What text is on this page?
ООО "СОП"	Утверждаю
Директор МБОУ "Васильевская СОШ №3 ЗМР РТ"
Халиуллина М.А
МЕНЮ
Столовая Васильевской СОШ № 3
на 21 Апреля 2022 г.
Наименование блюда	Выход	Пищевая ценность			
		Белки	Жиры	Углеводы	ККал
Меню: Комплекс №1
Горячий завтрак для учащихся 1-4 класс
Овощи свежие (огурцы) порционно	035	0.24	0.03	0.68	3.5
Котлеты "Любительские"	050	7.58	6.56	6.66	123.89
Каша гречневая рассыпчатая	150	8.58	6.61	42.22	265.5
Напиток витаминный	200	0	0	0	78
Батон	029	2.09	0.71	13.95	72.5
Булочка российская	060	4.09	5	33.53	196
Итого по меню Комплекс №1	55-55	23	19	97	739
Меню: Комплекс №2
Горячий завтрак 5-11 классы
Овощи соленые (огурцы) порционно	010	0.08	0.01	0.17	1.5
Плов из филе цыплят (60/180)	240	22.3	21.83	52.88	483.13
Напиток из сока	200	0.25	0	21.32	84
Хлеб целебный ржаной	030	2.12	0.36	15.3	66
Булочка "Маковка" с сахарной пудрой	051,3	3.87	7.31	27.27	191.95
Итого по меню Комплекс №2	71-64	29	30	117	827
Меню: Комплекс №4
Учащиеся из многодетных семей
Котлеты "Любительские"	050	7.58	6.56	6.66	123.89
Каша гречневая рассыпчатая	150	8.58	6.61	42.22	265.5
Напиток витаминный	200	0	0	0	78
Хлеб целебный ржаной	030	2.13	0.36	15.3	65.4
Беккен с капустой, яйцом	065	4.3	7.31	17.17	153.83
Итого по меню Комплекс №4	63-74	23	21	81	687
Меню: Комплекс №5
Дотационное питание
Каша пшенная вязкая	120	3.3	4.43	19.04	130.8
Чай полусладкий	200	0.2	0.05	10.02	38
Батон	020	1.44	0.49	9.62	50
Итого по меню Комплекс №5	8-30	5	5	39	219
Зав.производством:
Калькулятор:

■ ■ ■

*Set exercise*
Output the listing above word for word.

*Full output*
What text is on this page?
ООО "СОП"	Утверждаю
Директор МБОУ "Васильевская СОШ №3 ЗМР РТ"
Халиуллина М.А
МЕНЮ
Столовая Васильевской СОШ № 3
на 21 Апреля 2022 г.
Наименование блюда	Выход	Пищевая ценность			
		Белки	Жиры	Углеводы	ККал
Меню: Комплекс №1
Горячий завтрак для учащихся 1-4 класс
Овощи свежие (огурцы) порционно	035	0.24	0.03	0.68	3.5
Котлеты "Любительские"	050	7.58	6.56	6.66	123.89
Каша гречневая рассыпчатая	150	8.58	6.61	42.22	265.5
Напиток витаминный	200	0	0	0	78
Батон	029	2.09	0.71	13.95	72.5
Булочка российская	060	4.09	5	33.53	196
Итого по меню Комплекс №1	55-55	23	19	97	739
Меню: Комплекс №2
Горячий завтрак 5-11 классы
Овощи соленые (огурцы) порционно	010	0.08	0.01	0.17	1.5
Плов из филе цыплят (60/180)	240	22.3	21.83	52.88	483.13
Напиток из сока	200	0.25	0	21.32	84
Хлеб целебный ржаной	030	2.12	0.36	15.3	66
Булочка "Маковка" с сахарной пудрой	051,3	3.87	7.31	27.27	191.95
Итого по меню Комплекс №2	71-64	29	30	117	827
Меню: Комплекс №4
Учащиеся из многодетных семей
Котлеты "Любительские"	050	7.58	6.56	6.66	123.89
Каша гречневая рассыпчатая	150	8.58	6.61	42.22	265.5
Напиток витаминный	200	0	0	0	78
Хлеб целебный ржаной	030	2.13	0.36	15.3	65.4
Беккен с капустой, яйцом	065	4.3	7.31	17.17	153.83
Итого по меню Комплекс №4	63-74	23	21	81	687
Меню: Комплекс №5
Дотационное питание
Каша пшенная вязкая	120	3.3	4.43	19.04	130.8
Чай полусладкий	200	0.2	0.05	10.02	38
Батон	020	1.44	0.49	9.62	50
Итого по меню Комплекс №5	8-30	5	5	39	219
Зав.производством:
Калькулятор:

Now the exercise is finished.